[Written request] The listing below should be copied in full, word for word.

[Information given]
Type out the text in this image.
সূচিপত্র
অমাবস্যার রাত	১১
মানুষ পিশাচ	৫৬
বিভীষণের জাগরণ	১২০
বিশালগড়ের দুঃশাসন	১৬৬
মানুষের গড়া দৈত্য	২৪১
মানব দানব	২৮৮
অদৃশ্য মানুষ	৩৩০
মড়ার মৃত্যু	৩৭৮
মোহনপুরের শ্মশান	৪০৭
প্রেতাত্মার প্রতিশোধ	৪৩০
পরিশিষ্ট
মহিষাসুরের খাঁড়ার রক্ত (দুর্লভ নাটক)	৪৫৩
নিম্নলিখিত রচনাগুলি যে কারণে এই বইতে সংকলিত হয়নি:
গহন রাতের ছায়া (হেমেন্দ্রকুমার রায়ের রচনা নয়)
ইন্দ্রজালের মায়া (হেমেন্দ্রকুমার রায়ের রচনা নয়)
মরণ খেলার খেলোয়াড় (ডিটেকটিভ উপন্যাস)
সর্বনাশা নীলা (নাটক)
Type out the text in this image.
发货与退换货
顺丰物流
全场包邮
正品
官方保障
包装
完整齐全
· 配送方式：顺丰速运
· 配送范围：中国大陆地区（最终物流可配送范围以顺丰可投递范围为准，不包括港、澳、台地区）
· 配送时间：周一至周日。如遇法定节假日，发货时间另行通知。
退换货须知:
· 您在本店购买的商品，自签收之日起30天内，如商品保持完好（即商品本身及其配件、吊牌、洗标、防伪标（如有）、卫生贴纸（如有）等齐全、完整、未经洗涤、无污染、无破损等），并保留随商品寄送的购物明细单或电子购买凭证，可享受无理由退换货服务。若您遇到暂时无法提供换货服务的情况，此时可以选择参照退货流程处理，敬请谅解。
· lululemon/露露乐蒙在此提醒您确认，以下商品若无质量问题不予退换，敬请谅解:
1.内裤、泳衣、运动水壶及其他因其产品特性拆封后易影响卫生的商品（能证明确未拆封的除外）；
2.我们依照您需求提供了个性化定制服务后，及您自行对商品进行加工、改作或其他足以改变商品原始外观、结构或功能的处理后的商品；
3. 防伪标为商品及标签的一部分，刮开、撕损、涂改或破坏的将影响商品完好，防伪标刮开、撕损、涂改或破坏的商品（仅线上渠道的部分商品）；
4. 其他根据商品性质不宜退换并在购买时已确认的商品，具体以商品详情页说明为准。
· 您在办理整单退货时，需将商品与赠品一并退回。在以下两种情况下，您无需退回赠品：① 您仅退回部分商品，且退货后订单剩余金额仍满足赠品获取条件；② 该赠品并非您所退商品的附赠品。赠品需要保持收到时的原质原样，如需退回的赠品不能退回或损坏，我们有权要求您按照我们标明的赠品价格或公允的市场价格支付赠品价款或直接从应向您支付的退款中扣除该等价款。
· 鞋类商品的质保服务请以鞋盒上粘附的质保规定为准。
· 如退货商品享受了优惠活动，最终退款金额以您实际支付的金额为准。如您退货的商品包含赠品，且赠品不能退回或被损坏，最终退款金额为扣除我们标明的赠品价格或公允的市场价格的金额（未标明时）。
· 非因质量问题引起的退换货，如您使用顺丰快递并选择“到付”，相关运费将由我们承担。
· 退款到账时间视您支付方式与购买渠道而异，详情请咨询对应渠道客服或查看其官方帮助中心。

[Task result]
Type out the text in this image.
সূচিপত্র
অমাবস্যার রাত	১১
মানুষ পিশাচ	৫৬
বিভীষণের জাগরণ	১২০
বিশালগড়ের দুঃশাসন	১৬৬
মানুষের গড়া দৈত্য	২৪১
মানব দানব	২৮৮
অদৃশ্য মানুষ	৩৩০
মড়ার মৃত্যু	৩৭৮
মোহনপুরের শ্মশান	৪০৭
প্রেতাত্মার প্রতিশোধ	৪৩০
পরিশিষ্ট
মহিষাসুরের খাঁড়ার রক্ত (দুর্লভ নাটক)	৪৫৩
নিম্নলিখিত রচনাগুলি যে কারণে এই বইতে সংকলিত হয়নি:
গহন রাতের ছায়া (হেমেন্দ্রকুমার রায়ের রচনা নয়)
ইন্দ্রজালের মায়া (হেমেন্দ্রকুমার রায়ের রচনা নয়)
মরণ খেলার খেলোয়াড় (ডিটেকটিভ উপন্যাস)
সর্বনাশা নীলা (নাটক)
Type out the text in this image.
发货与退换货
顺丰物流
全场包邮
正品
官方保障
包装
完整齐全
· 配送方式：顺丰速运
· 配送范围：中国大陆地区（最终物流可配送范围以顺丰可投递范围为准，不包括港、澳、台地区）
· 配送时间：周一至周日。如遇法定节假日，发货时间另行通知。
退换货须知:
· 您在本店购买的商品，自签收之日起30天内，如商品保持完好（即商品本身及其配件、吊牌、洗标、防伪标（如有）、卫生贴纸（如有）等齐全、完整、未经洗涤、无污染、无破损等），并保留随商品寄送的购物明细单或电子购买凭证，可享受无理由退换货服务。若您遇到暂时无法提供换货服务的情况，此时可以选择参照退货流程处理，敬请谅解。
· lululemon/露露乐蒙在此提醒您确认，以下商品若无质量问题不予退换，敬请谅解:
1.内裤、泳衣、运动水壶及其他因其产品特性拆封后易影响卫生的商品（能证明确未拆封的除外）；
2.我们依照您需求提供了个性化定制服务后，及您自行对商品进行加工、改作或其他足以改变商品原始外观、结构或功能的处理后的商品；
3. 防伪标为商品及标签的一部分，刮开、撕损、涂改或破坏的将影响商品完好，防伪标刮开、撕损、涂改或破坏的商品（仅线上渠道的部分商品）；
4. 其他根据商品性质不宜退换并在购买时已确认的商品，具体以商品详情页说明为准。
· 您在办理整单退货时，需将商品与赠品一并退回。在以下两种情况下，您无需退回赠品：① 您仅退回部分商品，且退货后订单剩余金额仍满足赠品获取条件；② 该赠品并非您所退商品的附赠品。赠品需要保持收到时的原质原样，如需退回的赠品不能退回或损坏，我们有权要求您按照我们标明的赠品价格或公允的市场价格支付赠品价款或直接从应向您支付的退款中扣除该等价款。
· 鞋类商品的质保服务请以鞋盒上粘附的质保规定为准。
· 如退货商品享受了优惠活动，最终退款金额以您实际支付的金额为准。如您退货的商品包含赠品，且赠品不能退回或被损坏，最终退款金额为扣除我们标明的赠品价格或公允的市场价格的金额（未标明时）。
· 非因质量问题引起的退换货，如您使用顺丰快递并选择“到付”，相关运费将由我们承担。
· 退款到账时间视您支付方式与购买渠道而异，详情请咨询对应渠道客服或查看其官方帮助中心。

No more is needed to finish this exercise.